** BEGIN Material for the task **

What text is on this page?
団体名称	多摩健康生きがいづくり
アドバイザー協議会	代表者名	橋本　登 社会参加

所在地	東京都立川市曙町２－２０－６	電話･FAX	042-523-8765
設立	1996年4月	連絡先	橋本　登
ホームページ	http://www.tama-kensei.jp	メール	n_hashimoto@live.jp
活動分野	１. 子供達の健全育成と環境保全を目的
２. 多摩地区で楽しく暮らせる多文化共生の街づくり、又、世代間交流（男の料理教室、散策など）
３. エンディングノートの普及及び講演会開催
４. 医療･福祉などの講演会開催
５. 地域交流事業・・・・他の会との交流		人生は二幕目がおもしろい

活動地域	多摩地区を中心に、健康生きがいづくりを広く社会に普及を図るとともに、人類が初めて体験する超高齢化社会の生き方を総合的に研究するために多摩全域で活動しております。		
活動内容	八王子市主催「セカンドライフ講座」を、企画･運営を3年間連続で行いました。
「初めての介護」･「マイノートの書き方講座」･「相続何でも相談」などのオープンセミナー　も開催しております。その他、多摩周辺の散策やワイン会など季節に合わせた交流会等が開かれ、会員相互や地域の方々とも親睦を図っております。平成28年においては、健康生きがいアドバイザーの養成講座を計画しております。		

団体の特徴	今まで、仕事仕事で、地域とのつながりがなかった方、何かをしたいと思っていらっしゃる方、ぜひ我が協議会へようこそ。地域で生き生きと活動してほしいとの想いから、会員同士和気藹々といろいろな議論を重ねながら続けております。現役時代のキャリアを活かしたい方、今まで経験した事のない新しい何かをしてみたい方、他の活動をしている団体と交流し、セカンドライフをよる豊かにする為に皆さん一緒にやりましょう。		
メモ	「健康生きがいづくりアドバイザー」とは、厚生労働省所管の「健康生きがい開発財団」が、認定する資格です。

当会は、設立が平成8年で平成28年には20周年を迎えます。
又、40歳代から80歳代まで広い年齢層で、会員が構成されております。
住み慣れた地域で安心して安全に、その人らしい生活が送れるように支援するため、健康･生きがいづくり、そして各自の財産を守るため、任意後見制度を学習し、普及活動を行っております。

** END Material for the task **
** BEGIN Material for the task **

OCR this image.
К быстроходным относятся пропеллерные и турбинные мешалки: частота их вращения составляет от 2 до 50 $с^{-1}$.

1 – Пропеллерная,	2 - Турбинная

** END Material for the task **
** BEGIN Material for the task **

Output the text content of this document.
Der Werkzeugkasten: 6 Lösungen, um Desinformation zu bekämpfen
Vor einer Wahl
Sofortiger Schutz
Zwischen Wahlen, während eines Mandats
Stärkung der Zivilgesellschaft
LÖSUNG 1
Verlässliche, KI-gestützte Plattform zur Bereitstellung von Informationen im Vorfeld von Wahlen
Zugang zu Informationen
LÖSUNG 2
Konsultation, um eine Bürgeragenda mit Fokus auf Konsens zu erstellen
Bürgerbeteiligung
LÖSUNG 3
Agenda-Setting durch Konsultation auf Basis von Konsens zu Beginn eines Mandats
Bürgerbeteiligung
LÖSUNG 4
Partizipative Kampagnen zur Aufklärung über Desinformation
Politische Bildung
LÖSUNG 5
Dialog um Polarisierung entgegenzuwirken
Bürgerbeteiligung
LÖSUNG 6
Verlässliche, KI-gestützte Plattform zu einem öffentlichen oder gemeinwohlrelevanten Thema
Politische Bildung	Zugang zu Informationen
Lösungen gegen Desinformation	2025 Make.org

** END Material for the task **

What to work on → From the entries above, list each line with "Zugang" in it.

Output for this exercise →
Zugang zu Informationen
Politische Bildung	Zugang zu Informationen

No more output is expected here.